Exercise.
Scan the records for the string "试管内液面上升"; copy each line where it occurs.

## BEGIN

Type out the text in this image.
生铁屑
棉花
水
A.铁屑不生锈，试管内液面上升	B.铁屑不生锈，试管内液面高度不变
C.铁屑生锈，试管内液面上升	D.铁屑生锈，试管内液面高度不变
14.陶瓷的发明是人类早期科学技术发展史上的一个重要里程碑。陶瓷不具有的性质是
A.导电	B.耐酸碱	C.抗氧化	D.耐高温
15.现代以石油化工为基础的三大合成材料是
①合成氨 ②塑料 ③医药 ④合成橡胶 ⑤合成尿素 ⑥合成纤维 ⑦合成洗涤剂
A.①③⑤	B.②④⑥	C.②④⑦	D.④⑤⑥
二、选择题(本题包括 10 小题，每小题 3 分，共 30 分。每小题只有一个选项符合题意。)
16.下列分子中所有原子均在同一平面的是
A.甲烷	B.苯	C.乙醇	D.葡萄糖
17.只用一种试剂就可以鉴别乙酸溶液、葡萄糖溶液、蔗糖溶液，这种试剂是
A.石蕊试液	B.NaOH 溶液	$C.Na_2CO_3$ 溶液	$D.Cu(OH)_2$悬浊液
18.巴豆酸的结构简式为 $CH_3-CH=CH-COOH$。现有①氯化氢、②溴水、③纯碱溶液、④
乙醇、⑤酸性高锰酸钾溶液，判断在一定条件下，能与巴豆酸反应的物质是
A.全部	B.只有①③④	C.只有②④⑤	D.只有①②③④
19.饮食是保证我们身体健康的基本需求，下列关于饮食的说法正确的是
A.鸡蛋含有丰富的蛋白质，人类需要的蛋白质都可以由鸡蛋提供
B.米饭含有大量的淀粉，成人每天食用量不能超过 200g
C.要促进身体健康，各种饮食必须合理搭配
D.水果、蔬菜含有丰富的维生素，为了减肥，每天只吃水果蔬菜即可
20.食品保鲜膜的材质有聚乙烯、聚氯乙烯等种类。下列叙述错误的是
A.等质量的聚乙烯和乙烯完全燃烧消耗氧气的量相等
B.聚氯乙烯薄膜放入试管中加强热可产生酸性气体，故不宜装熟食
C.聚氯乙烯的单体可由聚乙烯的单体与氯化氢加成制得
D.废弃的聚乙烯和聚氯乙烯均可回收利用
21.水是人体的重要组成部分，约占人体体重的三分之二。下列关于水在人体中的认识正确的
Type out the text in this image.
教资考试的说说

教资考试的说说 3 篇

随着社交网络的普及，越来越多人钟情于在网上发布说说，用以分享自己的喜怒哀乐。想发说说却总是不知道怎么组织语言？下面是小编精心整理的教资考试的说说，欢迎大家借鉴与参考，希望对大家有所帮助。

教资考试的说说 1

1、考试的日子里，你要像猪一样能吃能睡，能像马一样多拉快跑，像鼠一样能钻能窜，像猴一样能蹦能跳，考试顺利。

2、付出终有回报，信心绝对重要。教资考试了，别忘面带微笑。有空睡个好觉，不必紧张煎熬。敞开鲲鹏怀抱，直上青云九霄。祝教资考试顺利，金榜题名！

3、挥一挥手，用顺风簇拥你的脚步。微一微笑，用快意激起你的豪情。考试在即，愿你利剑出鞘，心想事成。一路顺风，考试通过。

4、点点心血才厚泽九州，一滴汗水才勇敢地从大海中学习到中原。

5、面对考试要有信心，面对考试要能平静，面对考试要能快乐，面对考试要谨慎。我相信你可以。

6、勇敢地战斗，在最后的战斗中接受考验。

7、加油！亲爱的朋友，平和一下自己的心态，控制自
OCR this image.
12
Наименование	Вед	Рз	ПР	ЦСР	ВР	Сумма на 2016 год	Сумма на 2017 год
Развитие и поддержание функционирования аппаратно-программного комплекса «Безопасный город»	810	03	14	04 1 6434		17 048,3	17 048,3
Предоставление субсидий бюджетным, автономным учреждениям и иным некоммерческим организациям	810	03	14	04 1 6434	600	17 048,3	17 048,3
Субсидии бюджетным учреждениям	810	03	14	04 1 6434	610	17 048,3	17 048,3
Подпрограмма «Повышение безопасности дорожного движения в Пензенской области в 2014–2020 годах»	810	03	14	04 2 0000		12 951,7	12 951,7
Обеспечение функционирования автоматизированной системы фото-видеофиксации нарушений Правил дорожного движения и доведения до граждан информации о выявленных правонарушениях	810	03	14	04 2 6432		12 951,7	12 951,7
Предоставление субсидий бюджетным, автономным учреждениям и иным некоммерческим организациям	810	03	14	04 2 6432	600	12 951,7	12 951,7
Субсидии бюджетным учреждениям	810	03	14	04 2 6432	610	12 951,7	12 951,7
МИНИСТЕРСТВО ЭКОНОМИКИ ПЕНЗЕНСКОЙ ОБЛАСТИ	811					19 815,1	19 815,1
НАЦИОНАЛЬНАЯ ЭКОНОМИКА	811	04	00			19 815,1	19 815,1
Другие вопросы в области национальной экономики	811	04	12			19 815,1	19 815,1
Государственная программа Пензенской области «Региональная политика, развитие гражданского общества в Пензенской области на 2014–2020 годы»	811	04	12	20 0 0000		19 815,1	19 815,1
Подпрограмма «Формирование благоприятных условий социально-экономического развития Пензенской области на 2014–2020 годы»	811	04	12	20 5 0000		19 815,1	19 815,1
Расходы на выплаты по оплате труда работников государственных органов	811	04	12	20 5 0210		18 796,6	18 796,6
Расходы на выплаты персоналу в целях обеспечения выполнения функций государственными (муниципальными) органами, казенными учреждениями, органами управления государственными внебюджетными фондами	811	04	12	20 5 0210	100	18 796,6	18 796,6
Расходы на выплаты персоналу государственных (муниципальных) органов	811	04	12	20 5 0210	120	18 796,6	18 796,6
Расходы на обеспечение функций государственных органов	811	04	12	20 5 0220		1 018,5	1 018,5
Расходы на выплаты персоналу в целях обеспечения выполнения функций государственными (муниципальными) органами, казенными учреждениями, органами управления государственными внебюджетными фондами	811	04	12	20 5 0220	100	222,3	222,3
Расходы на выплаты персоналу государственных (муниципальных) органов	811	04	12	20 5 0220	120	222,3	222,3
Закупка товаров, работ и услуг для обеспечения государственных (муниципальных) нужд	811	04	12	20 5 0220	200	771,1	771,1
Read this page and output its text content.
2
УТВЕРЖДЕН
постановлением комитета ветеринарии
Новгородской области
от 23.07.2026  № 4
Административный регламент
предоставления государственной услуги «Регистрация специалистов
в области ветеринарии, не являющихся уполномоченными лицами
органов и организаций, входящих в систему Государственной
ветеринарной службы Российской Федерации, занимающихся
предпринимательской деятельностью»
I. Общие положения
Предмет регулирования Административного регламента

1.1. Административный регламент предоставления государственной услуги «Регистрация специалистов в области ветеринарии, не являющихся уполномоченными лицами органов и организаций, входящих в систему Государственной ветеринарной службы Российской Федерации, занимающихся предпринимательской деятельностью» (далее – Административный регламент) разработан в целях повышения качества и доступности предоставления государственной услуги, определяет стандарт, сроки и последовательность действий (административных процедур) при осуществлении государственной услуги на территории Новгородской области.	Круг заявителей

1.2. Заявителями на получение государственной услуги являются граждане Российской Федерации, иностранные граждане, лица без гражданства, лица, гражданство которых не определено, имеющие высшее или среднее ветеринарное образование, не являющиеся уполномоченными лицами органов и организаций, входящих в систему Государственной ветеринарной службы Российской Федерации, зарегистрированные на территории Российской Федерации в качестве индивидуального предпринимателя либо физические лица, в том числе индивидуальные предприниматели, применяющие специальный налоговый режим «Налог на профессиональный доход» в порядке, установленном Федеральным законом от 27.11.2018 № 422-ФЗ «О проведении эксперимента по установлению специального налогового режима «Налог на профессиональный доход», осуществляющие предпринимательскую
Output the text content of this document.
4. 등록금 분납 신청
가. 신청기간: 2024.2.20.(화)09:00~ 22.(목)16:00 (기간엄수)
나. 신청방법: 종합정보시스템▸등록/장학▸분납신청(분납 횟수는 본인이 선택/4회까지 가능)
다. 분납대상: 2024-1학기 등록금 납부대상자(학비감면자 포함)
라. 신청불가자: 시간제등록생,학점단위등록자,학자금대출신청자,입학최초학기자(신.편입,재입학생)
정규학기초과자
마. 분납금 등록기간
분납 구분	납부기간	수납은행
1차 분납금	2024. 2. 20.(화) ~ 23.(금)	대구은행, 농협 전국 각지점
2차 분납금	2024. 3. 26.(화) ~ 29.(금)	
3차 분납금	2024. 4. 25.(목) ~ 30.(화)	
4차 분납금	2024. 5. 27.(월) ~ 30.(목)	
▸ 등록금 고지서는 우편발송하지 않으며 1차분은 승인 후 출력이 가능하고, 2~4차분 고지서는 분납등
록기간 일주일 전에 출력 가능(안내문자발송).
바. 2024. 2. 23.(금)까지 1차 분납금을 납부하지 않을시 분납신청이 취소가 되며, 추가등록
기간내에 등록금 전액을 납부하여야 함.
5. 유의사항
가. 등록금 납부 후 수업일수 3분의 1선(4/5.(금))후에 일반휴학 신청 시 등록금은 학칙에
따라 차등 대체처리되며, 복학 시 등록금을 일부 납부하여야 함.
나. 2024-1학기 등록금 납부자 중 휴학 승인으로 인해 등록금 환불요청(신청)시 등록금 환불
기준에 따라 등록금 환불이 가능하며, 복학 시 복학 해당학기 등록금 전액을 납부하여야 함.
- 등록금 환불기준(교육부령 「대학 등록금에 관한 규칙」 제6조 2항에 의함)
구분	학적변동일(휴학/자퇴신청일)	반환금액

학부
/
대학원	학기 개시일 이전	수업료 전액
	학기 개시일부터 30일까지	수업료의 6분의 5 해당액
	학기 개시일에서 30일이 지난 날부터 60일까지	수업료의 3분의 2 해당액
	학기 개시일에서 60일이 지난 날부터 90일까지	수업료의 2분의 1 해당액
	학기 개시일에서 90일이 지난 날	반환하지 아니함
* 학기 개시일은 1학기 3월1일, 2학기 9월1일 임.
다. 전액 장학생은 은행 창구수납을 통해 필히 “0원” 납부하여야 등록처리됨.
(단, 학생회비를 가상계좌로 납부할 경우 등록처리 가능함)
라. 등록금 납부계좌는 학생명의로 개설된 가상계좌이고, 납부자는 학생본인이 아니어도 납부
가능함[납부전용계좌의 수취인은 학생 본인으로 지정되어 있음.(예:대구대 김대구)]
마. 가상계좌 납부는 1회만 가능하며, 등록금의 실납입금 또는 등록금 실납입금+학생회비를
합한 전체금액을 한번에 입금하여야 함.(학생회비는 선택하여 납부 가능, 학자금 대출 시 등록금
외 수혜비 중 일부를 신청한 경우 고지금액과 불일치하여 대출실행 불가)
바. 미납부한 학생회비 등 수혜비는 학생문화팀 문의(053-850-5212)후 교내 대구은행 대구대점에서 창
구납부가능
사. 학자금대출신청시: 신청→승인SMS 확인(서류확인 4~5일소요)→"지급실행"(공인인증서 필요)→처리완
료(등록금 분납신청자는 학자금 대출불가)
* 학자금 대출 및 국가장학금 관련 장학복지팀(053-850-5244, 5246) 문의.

## END

Worked solution.
A.铁屑不生锈，试管内液面上升	B.铁屑不生锈，试管内液面高度不变
C.铁屑生锈，试管内液面上升	D.铁屑生锈，试管内液面高度不变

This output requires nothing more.